## What to work on:
The records that follow are to be repeated exactly, with the pictures removed.
Start of Data to process
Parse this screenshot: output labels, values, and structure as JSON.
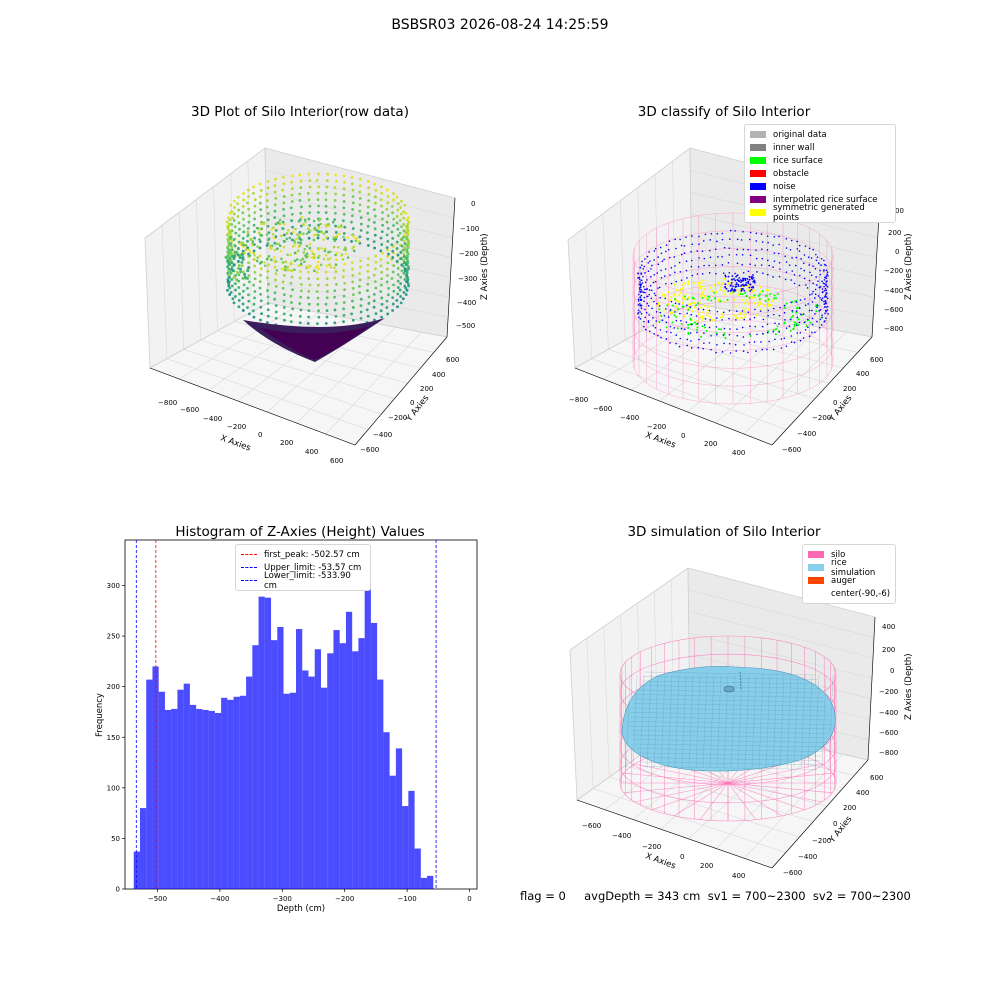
{
  "suptitle": "BSBSR03 2026-08-24 14:25:59",
  "panels": {
    "raw": {
      "title": "3D Plot of Silo Interior(row data)",
      "xlabel": "X Axies",
      "ylabel": "Y Axies",
      "zlabel": "Z Axies (Depth)",
      "xticks": [
        "−800",
        "−600",
        "−400",
        "−200",
        "0",
        "200",
        "400",
        "600"
      ],
      "yticks": [
        "−600",
        "−400",
        "−200",
        "0",
        "200",
        "400",
        "600"
      ],
      "zticks": [
        "0",
        "−100",
        "−200",
        "−300",
        "−400",
        "−500"
      ]
    },
    "classify": {
      "title": "3D classify of Silo Interior",
      "xlabel": "X Axies",
      "ylabel": "Y Axies",
      "zlabel": "Z Axies (Depth)",
      "xticks": [
        "−800",
        "−600",
        "−400",
        "−200",
        "0",
        "200",
        "400"
      ],
      "yticks": [
        "−600",
        "−400",
        "−200",
        "0",
        "200",
        "400",
        "600"
      ],
      "zticks": [
        "200",
        "0",
        "−200",
        "−400",
        "−600",
        "−800"
      ],
      "legend": [
        {
          "label": "original data",
          "color": "#b3b3b3"
        },
        {
          "label": "inner wall",
          "color": "#808080"
        },
        {
          "label": "rice surface",
          "color": "#00ff00"
        },
        {
          "label": "obstacle",
          "color": "#ff0000"
        },
        {
          "label": "noise",
          "color": "#0000ff"
        },
        {
          "label": "interpolated rice surface",
          "color": "#800080"
        },
        {
          "label": "symmetric generated points",
          "color": "#ffff00"
        }
      ],
      "partial_tick": "00"
    },
    "hist": {
      "title": "Histogram of Z-Axies (Height) Values",
      "xlabel": "Depth (cm)",
      "ylabel": "Frequency",
      "legend": [
        {
          "label": "first_peak: -502.57 cm",
          "color": "#ff0000"
        },
        {
          "label": "Upper_limit: -53.57 cm",
          "color": "#0000ff"
        },
        {
          "label": "Lower_limit: -533.90 cm",
          "color": "#0000ff"
        }
      ]
    },
    "sim": {
      "title": "3D simulation of Silo Interior",
      "xlabel": "X Axies",
      "ylabel": "Y Axies",
      "zlabel": "Z Axies (Depth)",
      "xticks": [
        "−600",
        "−400",
        "−200",
        "0",
        "200",
        "400"
      ],
      "yticks": [
        "−600",
        "−400",
        "−200",
        "0",
        "200",
        "400",
        "600"
      ],
      "zticks": [
        "400",
        "200",
        "0",
        "−200",
        "−400",
        "−600",
        "−800"
      ],
      "legend": [
        {
          "label": "silo",
          "color": "#ff69b4"
        },
        {
          "label": "rice simulation",
          "color": "#87ceeb"
        },
        {
          "label": "auger",
          "color": "#ff4500"
        },
        {
          "label": "center(-90,-6)",
          "color": "#ffffff"
        }
      ]
    }
  },
  "footer": "flag = 0     avgDepth = 343 cm  sv1 = 700~2300  sv2 = 700~2300",
  "colors": {
    "bar": "#0000ff",
    "bar_alpha": 0.7,
    "silo": "#ff69b4",
    "rice_sim": "#87ceeb",
    "noise": "#0000ff",
    "rice_surface": "#00ff00",
    "symmetric": "#ffff00"
  },
  "chart_data": [
    {
      "type": "scatter",
      "title": "3D Plot of Silo Interior(row data)",
      "xlabel": "X Axies",
      "ylabel": "Y Axies",
      "zlabel": "Z Axies (Depth)",
      "xlim": [
        -900,
        650
      ],
      "ylim": [
        -700,
        700
      ],
      "zlim": [
        -560,
        20
      ],
      "colormap": "viridis"
    },
    {
      "type": "scatter",
      "title": "3D classify of Silo Interior",
      "xlabel": "X Axies",
      "ylabel": "Y Axies",
      "zlabel": "Z Axies (Depth)",
      "xlim": [
        -900,
        500
      ],
      "ylim": [
        -700,
        700
      ],
      "zlim": [
        -900,
        350
      ],
      "series": [
        {
          "name": "original data"
        },
        {
          "name": "inner wall"
        },
        {
          "name": "rice surface"
        },
        {
          "name": "obstacle"
        },
        {
          "name": "noise"
        },
        {
          "name": "interpolated rice surface"
        },
        {
          "name": "symmetric generated points"
        }
      ]
    },
    {
      "type": "bar",
      "title": "Histogram of Z-Axies (Height) Values",
      "xlabel": "Depth (cm)",
      "ylabel": "Frequency",
      "xlim": [
        -552,
        12
      ],
      "ylim": [
        0,
        345
      ],
      "xticks": [
        -500,
        -400,
        -300,
        -200,
        -100,
        0
      ],
      "yticks": [
        0,
        50,
        100,
        150,
        200,
        250,
        300
      ],
      "bin_start": -538,
      "bin_width": 10,
      "values": [
        37,
        80,
        207,
        220,
        195,
        177,
        178,
        197,
        203,
        182,
        178,
        177,
        176,
        174,
        189,
        187,
        190,
        191,
        210,
        241,
        289,
        288,
        246,
        259,
        193,
        194,
        257,
        216,
        210,
        237,
        199,
        233,
        256,
        243,
        274,
        235,
        248,
        328,
        263,
        207,
        155,
        112,
        139,
        82,
        97,
        40,
        11,
        13
      ],
      "vlines": [
        {
          "name": "first_peak",
          "x": -502.57,
          "color": "#ff0000"
        },
        {
          "name": "Upper_limit",
          "x": -53.57,
          "color": "#0000ff"
        },
        {
          "name": "Lower_limit",
          "x": -533.9,
          "color": "#0000ff"
        }
      ]
    },
    {
      "type": "area",
      "title": "3D simulation of Silo Interior",
      "xlabel": "X Axies",
      "ylabel": "Y Axies",
      "zlabel": "Z Axies (Depth)",
      "xlim": [
        -750,
        550
      ],
      "ylim": [
        -700,
        700
      ],
      "zlim": [
        -900,
        450
      ],
      "series": [
        {
          "name": "silo"
        },
        {
          "name": "rice simulation"
        },
        {
          "name": "auger"
        },
        {
          "name": "center(-90,-6)"
        }
      ]
    }
  ]
}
End of Data to process
## Answer below:
Parse this screenshot: output labels, values, and structure as JSON.
{
  "suptitle": "BSBSR03 2026-08-24 14:25:59",
  "panels": {
    "raw": {
      "title": "3D Plot of Silo Interior(row data)",
      "xlabel": "X Axies",
      "ylabel": "Y Axies",
      "zlabel": "Z Axies (Depth)",
      "xticks": [
        "−800",
        "−600",
        "−400",
        "−200",
        "0",
        "200",
        "400",
        "600"
      ],
      "yticks": [
        "−600",
        "−400",
        "−200",
        "0",
        "200",
        "400",
        "600"
      ],
      "zticks": [
        "0",
        "−100",
        "−200",
        "−300",
        "−400",
        "−500"
      ]
    },
    "classify": {
      "title": "3D classify of Silo Interior",
      "xlabel": "X Axies",
      "ylabel": "Y Axies",
      "zlabel": "Z Axies (Depth)",
      "xticks": [
        "−800",
        "−600",
        "−400",
        "−200",
        "0",
        "200",
        "400"
      ],
      "yticks": [
        "−600",
        "−400",
        "−200",
        "0",
        "200",
        "400",
        "600"
      ],
      "zticks": [
        "200",
        "0",
        "−200",
        "−400",
        "−600",
        "−800"
      ],
      "legend": [
        {
          "label": "original data",
          "color": "#b3b3b3"
        },
        {
          "label": "inner wall",
          "color": "#808080"
        },
        {
          "label": "rice surface",
          "color": "#00ff00"
        },
        {
          "label": "obstacle",
          "color": "#ff0000"
        },
        {
          "label": "noise",
          "color": "#0000ff"
        },
        {
          "label": "interpolated rice surface",
          "color": "#800080"
        },
        {
          "label": "symmetric generated points",
          "color": "#ffff00"
        }
      ],
      "partial_tick": "00"
    },
    "hist": {
      "title": "Histogram of Z-Axies (Height) Values",
      "xlabel": "Depth (cm)",
      "ylabel": "Frequency",
      "legend": [
        {
          "label": "first_peak: -502.57 cm",
          "color": "#ff0000"
        },
        {
          "label": "Upper_limit: -53.57 cm",
          "color": "#0000ff"
        },
        {
          "label": "Lower_limit: -533.90 cm",
          "color": "#0000ff"
        }
      ]
    },
    "sim": {
      "title": "3D simulation of Silo Interior",
      "xlabel": "X Axies",
      "ylabel": "Y Axies",
      "zlabel": "Z Axies (Depth)",
      "xticks": [
        "−600",
        "−400",
        "−200",
        "0",
        "200",
        "400"
      ],
      "yticks": [
        "−600",
        "−400",
        "−200",
        "0",
        "200",
        "400",
        "600"
      ],
      "zticks": [
        "400",
        "200",
        "0",
        "−200",
        "−400",
        "−600",
        "−800"
      ],
      "legend": [
        {
          "label": "silo",
          "color": "#ff69b4"
        },
        {
          "label": "rice simulation",
          "color": "#87ceeb"
        },
        {
          "label": "auger",
          "color": "#ff4500"
        },
        {
          "label": "center(-90,-6)",
          "color": "#ffffff"
        }
      ]
    }
  },
  "footer": "flag = 0     avgDepth = 343 cm  sv1 = 700~2300  sv2 = 700~2300",
  "colors": {
    "bar": "#0000ff",
    "bar_alpha": 0.7,
    "silo": "#ff69b4",
    "rice_sim": "#87ceeb",
    "noise": "#0000ff",
    "rice_surface": "#00ff00",
    "symmetric": "#ffff00"
  },
  "chart_data": [
    {
      "type": "scatter",
      "title": "3D Plot of Silo Interior(row data)",
      "xlabel": "X Axies",
      "ylabel": "Y Axies",
      "zlabel": "Z Axies (Depth)",
      "xlim": [
        -900,
        650
      ],
      "ylim": [
        -700,
        700
      ],
      "zlim": [
        -560,
        20
      ],
      "colormap": "viridis"
    },
    {
      "type": "scatter",
      "title": "3D classify of Silo Interior",
      "xlabel": "X Axies",
      "ylabel": "Y Axies",
      "zlabel": "Z Axies (Depth)",
      "xlim": [
        -900,
        500
      ],
      "ylim": [
        -700,
        700
      ],
      "zlim": [
        -900,
        350
      ],
      "series": [
        {
          "name": "original data"
        },
        {
          "name": "inner wall"
        },
        {
          "name": "rice surface"
        },
        {
          "name": "obstacle"
        },
        {
          "name": "noise"
        },
        {
          "name": "interpolated rice surface"
        },
        {
          "name": "symmetric generated points"
        }
      ]
    },
    {
      "type": "bar",
      "title": "Histogram of Z-Axies (Height) Values",
      "xlabel": "Depth (cm)",
      "ylabel": "Frequency",
      "xlim": [
        -552,
        12
      ],
      "ylim": [
        0,
        345
      ],
      "xticks": [
        -500,
        -400,
        -300,
        -200,
        -100,
        0
      ],
      "yticks": [
        0,
        50,
        100,
        150,
        200,
        250,
        300
      ],
      "bin_start": -538,
      "bin_width": 10,
      "values": [
        37,
        80,
        207,
        220,
        195,
        177,
        178,
        197,
        203,
        182,
        178,
        177,
        176,
        174,
        189,
        187,
        190,
        191,
        210,
        241,
        289,
        288,
        246,
        259,
        193,
        194,
        257,
        216,
        210,
        237,
        199,
        233,
        256,
        243,
        274,
        235,
        248,
        328,
        263,
        207,
        155,
        112,
        139,
        82,
        97,
        40,
        11,
        13
      ],
      "vlines": [
        {
          "name": "first_peak",
          "x": -502.57,
          "color": "#ff0000"
        },
        {
          "name": "Upper_limit",
          "x": -53.57,
          "color": "#0000ff"
        },
        {
          "name": "Lower_limit",
          "x": -533.9,
          "color": "#0000ff"
        }
      ]
    },
    {
      "type": "area",
      "title": "3D simulation of Silo Interior",
      "xlabel": "X Axies",
      "ylabel": "Y Axies",
      "zlabel": "Z Axies (Depth)",
      "xlim": [
        -750,
        550
      ],
      "ylim": [
        -700,
        700
      ],
      "zlim": [
        -900,
        450
      ],
      "series": [
        {
          "name": "silo"
        },
        {
          "name": "rice simulation"
        },
        {
          "name": "auger"
        },
        {
          "name": "center(-90,-6)"
        }
      ]
    }
  ]
}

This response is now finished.